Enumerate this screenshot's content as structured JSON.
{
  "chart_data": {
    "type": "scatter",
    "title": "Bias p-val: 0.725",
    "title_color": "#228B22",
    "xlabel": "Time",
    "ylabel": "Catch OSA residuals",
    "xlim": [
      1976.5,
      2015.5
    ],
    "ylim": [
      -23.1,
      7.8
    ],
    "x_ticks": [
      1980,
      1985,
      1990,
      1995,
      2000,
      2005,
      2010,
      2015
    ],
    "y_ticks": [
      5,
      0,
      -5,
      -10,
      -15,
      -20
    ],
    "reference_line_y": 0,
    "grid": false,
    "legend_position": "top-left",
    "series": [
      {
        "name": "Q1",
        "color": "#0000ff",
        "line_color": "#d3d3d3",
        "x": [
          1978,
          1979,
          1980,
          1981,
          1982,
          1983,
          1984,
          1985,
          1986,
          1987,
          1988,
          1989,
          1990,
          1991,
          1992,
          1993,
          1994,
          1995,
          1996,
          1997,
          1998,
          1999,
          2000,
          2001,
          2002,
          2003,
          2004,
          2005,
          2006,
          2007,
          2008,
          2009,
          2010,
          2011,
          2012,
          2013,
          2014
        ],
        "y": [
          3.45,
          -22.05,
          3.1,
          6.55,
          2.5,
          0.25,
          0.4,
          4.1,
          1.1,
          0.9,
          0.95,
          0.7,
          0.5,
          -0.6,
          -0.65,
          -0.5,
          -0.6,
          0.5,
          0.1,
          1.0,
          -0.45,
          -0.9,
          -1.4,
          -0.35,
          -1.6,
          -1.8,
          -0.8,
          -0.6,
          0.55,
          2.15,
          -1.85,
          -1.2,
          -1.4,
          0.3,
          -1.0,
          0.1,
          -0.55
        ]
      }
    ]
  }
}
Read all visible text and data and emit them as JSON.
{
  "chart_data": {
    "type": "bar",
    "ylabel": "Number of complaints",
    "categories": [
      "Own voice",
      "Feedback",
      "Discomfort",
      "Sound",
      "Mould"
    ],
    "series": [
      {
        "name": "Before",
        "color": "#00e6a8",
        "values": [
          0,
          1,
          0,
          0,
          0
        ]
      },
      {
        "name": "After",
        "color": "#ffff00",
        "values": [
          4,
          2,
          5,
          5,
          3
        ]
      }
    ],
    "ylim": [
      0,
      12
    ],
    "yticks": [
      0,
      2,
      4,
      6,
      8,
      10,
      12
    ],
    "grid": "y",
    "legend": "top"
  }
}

========================================================================

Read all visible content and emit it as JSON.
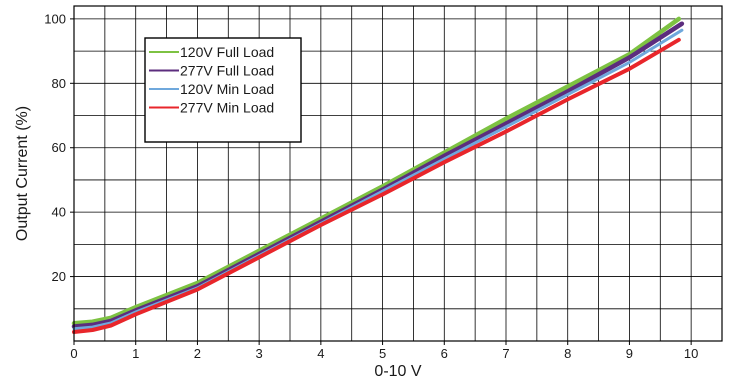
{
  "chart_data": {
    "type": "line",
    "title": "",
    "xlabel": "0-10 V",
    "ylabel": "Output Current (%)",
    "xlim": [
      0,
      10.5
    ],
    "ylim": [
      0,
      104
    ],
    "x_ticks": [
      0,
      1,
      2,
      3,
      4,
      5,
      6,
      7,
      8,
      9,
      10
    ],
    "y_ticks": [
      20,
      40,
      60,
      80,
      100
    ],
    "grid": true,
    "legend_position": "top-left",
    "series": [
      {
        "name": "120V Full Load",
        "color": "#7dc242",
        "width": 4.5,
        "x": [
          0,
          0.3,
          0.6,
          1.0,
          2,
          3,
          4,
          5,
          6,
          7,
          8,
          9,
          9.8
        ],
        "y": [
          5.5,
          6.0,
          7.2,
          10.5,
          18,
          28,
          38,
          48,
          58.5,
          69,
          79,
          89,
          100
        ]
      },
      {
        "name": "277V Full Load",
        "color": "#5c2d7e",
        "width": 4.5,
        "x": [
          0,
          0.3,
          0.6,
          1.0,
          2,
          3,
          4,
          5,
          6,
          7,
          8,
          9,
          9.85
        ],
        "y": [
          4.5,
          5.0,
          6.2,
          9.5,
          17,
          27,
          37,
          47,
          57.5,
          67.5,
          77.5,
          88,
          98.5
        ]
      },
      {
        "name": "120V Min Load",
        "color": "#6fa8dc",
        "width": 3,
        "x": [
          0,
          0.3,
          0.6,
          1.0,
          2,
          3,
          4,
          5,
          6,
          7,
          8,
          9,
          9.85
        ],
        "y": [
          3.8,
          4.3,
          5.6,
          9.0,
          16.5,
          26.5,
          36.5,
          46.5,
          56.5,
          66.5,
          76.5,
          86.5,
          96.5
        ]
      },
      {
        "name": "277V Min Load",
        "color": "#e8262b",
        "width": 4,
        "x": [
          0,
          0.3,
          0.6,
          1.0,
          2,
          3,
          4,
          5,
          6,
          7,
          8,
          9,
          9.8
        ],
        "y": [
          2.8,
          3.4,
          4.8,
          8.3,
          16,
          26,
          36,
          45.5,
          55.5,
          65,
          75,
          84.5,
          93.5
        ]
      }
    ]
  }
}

========================================================================

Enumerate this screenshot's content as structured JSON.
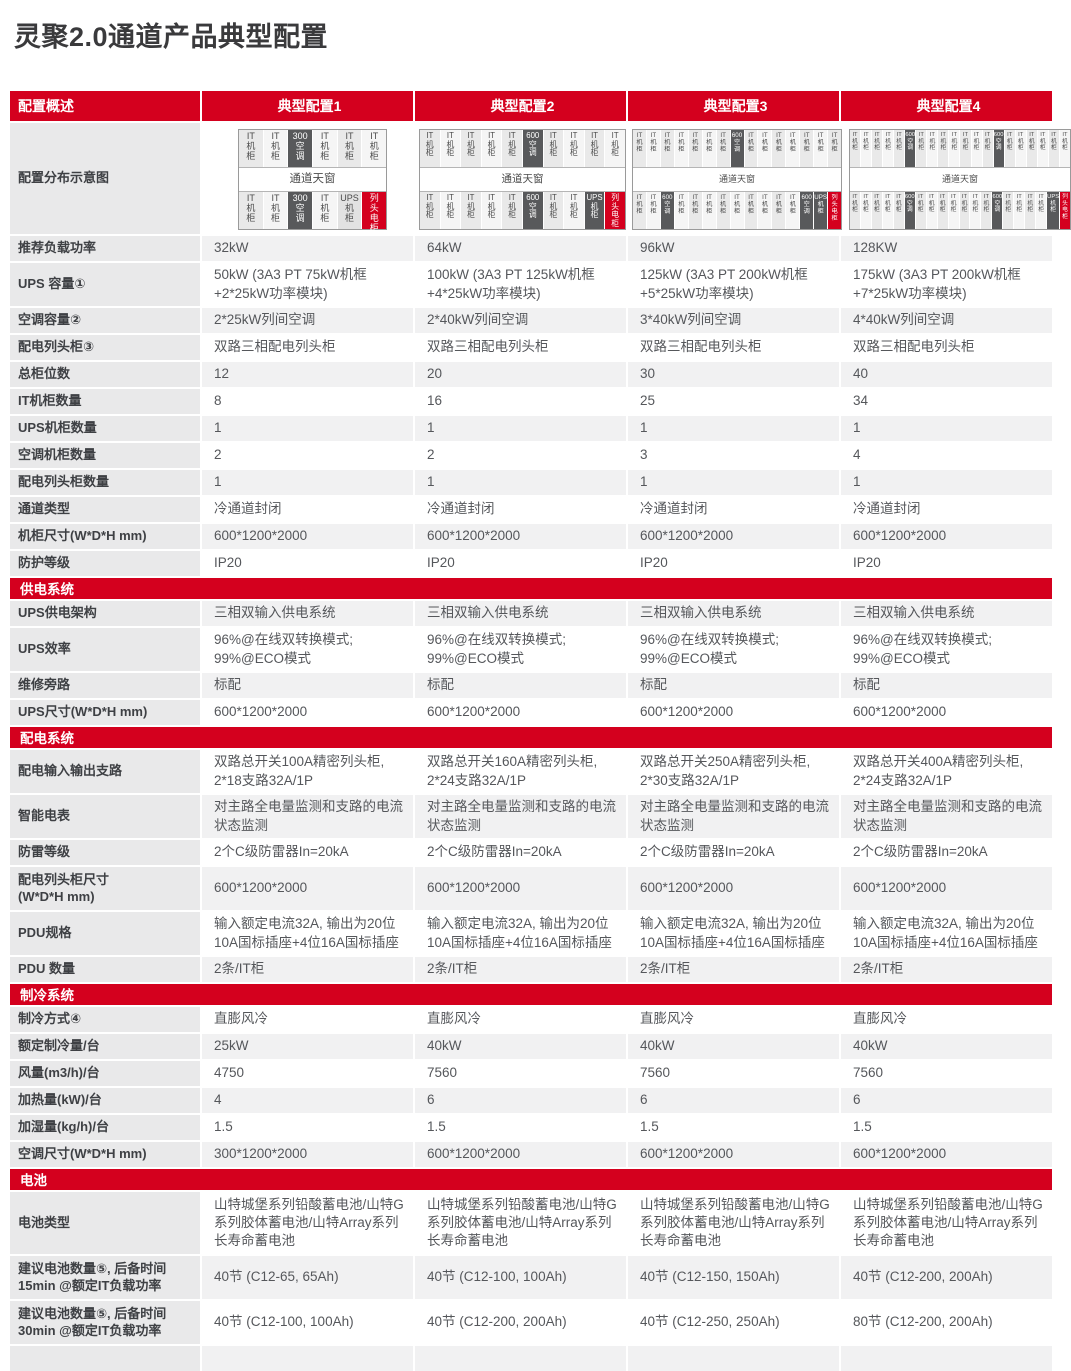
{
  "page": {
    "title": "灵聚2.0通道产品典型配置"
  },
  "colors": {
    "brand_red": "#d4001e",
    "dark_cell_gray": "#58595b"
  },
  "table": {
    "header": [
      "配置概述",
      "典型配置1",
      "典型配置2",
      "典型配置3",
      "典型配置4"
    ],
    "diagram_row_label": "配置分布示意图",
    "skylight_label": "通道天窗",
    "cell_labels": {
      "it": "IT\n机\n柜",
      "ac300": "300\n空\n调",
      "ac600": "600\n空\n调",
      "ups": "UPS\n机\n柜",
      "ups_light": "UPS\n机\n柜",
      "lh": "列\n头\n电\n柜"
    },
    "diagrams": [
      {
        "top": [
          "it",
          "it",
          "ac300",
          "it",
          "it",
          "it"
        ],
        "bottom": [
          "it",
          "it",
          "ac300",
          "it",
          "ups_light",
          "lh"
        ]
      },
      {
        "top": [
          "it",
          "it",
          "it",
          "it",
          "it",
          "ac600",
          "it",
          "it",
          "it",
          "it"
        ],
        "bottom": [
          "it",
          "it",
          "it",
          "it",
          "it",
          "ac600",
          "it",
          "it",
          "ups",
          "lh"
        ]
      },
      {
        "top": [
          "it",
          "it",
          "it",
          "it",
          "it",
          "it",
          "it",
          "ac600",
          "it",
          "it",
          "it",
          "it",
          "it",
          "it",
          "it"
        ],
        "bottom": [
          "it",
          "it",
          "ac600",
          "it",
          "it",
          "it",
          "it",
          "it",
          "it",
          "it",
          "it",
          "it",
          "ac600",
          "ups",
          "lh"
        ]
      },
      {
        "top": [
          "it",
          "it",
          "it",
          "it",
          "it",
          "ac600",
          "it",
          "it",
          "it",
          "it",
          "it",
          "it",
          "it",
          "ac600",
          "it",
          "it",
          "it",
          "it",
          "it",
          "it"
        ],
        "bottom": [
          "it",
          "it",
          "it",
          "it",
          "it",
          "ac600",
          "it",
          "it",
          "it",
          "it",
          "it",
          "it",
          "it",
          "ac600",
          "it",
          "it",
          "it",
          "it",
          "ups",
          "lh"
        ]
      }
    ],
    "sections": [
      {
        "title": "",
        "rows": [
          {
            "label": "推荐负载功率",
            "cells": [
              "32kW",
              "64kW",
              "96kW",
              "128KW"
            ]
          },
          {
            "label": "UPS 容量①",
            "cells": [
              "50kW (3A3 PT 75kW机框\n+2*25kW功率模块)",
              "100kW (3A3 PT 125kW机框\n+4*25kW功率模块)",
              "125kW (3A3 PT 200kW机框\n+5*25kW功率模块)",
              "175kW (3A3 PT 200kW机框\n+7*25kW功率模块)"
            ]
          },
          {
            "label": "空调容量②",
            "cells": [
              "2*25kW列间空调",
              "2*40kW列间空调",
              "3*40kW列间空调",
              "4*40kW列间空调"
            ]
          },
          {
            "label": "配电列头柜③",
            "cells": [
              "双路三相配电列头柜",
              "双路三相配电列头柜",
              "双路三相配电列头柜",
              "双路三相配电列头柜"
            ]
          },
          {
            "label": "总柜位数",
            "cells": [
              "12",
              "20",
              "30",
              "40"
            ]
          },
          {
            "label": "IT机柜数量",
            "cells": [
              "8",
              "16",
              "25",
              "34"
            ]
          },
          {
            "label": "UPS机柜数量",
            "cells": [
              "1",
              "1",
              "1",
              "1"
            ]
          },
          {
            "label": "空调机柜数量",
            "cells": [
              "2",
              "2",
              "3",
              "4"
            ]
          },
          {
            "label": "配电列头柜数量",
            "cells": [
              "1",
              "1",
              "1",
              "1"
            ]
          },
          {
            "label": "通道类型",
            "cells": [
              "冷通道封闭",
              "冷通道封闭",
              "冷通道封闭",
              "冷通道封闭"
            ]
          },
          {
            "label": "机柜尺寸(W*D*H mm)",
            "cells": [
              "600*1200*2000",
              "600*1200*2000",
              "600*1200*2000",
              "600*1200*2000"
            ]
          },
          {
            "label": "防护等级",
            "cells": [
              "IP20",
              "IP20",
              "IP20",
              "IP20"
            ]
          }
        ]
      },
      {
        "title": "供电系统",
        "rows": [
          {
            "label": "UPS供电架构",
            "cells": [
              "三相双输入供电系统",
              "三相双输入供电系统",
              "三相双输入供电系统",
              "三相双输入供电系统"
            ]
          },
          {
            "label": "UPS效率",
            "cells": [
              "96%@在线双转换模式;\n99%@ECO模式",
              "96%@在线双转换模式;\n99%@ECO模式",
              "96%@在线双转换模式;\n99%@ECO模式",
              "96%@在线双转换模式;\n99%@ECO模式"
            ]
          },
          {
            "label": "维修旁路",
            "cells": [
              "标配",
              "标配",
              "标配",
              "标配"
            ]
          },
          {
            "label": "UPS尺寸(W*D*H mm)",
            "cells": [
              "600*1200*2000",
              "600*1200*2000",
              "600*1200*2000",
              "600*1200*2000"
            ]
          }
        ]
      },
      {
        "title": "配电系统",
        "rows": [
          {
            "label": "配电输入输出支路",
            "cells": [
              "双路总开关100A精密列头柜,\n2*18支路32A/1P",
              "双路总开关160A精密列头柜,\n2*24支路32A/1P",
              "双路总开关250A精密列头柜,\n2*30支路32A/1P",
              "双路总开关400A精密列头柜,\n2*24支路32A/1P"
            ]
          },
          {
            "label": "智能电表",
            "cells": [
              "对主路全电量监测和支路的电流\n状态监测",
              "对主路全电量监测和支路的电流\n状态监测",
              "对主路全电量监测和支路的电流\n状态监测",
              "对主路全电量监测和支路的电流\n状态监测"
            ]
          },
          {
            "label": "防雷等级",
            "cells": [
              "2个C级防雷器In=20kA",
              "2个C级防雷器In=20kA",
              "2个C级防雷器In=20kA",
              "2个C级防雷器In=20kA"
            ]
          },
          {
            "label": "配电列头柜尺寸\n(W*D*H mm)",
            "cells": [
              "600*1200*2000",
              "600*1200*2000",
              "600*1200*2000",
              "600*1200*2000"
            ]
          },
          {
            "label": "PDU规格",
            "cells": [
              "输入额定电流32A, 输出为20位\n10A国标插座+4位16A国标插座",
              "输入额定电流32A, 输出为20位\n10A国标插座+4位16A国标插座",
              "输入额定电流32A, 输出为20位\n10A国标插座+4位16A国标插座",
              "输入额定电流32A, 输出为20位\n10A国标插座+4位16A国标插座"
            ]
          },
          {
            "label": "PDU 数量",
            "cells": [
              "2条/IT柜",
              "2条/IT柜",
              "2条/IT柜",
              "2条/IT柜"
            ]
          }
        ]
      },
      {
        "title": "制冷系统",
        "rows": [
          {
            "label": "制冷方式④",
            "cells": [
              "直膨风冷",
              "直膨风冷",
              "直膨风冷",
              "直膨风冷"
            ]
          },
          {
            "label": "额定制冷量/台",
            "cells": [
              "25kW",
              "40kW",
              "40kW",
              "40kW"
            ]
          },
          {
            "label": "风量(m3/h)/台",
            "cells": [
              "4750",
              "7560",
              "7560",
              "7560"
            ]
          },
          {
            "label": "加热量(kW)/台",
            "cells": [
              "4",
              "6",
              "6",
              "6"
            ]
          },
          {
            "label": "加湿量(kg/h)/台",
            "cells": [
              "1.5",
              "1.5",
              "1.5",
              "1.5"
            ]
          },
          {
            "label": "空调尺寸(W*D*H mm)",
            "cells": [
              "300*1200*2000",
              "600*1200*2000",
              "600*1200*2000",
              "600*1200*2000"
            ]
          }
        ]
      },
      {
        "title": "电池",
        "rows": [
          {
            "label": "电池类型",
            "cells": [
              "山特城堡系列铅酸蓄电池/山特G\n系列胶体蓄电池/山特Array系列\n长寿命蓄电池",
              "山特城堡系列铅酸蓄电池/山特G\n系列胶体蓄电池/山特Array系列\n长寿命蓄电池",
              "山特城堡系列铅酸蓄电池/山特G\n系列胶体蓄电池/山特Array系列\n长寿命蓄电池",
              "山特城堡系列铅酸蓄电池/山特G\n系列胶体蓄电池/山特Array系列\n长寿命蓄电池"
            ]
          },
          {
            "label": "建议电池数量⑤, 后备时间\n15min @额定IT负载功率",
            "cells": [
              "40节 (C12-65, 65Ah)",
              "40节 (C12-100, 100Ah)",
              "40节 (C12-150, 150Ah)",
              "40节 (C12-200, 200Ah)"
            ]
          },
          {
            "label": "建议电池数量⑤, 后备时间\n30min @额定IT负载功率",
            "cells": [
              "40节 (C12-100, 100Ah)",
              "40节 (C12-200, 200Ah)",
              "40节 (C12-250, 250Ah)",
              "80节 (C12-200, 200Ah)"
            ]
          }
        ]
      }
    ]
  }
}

========================================================================

> **Short exercise**
Of the lines above, how many include the word "Full"? Reply with the number only.

> **Solved problem**
2